--- What you will do ---
Restate the whole listing exactly.

**** Dataset content ****

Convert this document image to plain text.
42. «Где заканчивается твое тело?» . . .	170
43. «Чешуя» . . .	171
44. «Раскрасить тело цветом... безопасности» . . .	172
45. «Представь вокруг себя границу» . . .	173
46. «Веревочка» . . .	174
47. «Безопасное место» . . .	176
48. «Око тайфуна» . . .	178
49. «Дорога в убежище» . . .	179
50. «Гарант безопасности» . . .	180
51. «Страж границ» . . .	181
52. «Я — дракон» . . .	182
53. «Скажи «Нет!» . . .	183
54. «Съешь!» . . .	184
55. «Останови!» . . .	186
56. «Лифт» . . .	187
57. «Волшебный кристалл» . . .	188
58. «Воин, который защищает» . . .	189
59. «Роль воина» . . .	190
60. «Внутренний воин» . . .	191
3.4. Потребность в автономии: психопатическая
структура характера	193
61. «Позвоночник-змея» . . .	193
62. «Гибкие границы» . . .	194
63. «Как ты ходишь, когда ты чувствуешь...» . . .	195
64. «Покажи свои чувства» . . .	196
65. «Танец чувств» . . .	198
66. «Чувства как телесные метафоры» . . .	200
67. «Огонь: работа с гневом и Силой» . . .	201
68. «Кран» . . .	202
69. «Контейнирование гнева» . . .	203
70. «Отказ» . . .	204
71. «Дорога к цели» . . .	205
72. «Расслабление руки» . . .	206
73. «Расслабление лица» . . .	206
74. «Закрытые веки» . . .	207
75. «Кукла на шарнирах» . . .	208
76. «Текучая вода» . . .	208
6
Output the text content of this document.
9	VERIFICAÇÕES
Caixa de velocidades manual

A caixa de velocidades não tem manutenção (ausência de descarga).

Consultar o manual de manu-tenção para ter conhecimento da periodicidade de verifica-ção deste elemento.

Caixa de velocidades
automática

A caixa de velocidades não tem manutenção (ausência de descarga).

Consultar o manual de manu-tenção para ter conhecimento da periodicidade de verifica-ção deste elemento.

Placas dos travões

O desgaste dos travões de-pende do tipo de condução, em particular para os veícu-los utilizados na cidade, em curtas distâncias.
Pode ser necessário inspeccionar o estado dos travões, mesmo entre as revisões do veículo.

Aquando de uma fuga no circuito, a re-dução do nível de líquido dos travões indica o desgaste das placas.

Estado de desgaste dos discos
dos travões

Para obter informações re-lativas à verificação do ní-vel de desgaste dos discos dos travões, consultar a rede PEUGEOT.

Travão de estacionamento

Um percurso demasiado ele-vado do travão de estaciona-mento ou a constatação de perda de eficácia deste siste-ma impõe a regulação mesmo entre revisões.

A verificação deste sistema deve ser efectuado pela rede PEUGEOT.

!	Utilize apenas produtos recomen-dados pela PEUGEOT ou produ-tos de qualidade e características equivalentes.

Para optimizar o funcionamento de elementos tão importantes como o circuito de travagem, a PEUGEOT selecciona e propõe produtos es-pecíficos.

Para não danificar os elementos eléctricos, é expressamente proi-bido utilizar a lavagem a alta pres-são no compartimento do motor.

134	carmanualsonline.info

****

--- Correct answer ---
Convert this document image to plain text.
42. «Где заканчивается твое тело?» . . .	170
43. «Чешуя» . . .	171
44. «Раскрасить тело цветом... безопасности» . . .	172
45. «Представь вокруг себя границу» . . .	173
46. «Веревочка» . . .	174
47. «Безопасное место» . . .	176
48. «Око тайфуна» . . .	178
49. «Дорога в убежище» . . .	179
50. «Гарант безопасности» . . .	180
51. «Страж границ» . . .	181
52. «Я — дракон» . . .	182
53. «Скажи «Нет!» . . .	183
54. «Съешь!» . . .	184
55. «Останови!» . . .	186
56. «Лифт» . . .	187
57. «Волшебный кристалл» . . .	188
58. «Воин, который защищает» . . .	189
59. «Роль воина» . . .	190
60. «Внутренний воин» . . .	191
3.4. Потребность в автономии: психопатическая
структура характера	193
61. «Позвоночник-змея» . . .	193
62. «Гибкие границы» . . .	194
63. «Как ты ходишь, когда ты чувствуешь...» . . .	195
64. «Покажи свои чувства» . . .	196
65. «Танец чувств» . . .	198
66. «Чувства как телесные метафоры» . . .	200
67. «Огонь: работа с гневом и Силой» . . .	201
68. «Кран» . . .	202
69. «Контейнирование гнева» . . .	203
70. «Отказ» . . .	204
71. «Дорога к цели» . . .	205
72. «Расслабление руки» . . .	206
73. «Расслабление лица» . . .	206
74. «Закрытые веки» . . .	207
75. «Кукла на шарнирах» . . .	208
76. «Текучая вода» . . .	208
6
Output the text content of this document.
9	VERIFICAÇÕES
Caixa de velocidades manual

A caixa de velocidades não tem manutenção (ausência de descarga).

Consultar o manual de manu-tenção para ter conhecimento da periodicidade de verifica-ção deste elemento.

Caixa de velocidades
automática

A caixa de velocidades não tem manutenção (ausência de descarga).

Consultar o manual de manu-tenção para ter conhecimento da periodicidade de verifica-ção deste elemento.

Placas dos travões

O desgaste dos travões de-pende do tipo de condução, em particular para os veícu-los utilizados na cidade, em curtas distâncias.
Pode ser necessário inspeccionar o estado dos travões, mesmo entre as revisões do veículo.

Aquando de uma fuga no circuito, a re-dução do nível de líquido dos travões indica o desgaste das placas.

Estado de desgaste dos discos
dos travões

Para obter informações re-lativas à verificação do ní-vel de desgaste dos discos dos travões, consultar a rede PEUGEOT.

Travão de estacionamento

Um percurso demasiado ele-vado do travão de estaciona-mento ou a constatação de perda de eficácia deste siste-ma impõe a regulação mesmo entre revisões.

A verificação deste sistema deve ser efectuado pela rede PEUGEOT.

!	Utilize apenas produtos recomen-dados pela PEUGEOT ou produ-tos de qualidade e características equivalentes.

Para optimizar o funcionamento de elementos tão importantes como o circuito de travagem, a PEUGEOT selecciona e propõe produtos es-pecíficos.

Para não danificar os elementos eléctricos, é expressamente proi-bido utilizar a lavagem a alta pres-são no compartimento do motor.

134	carmanualsonline.info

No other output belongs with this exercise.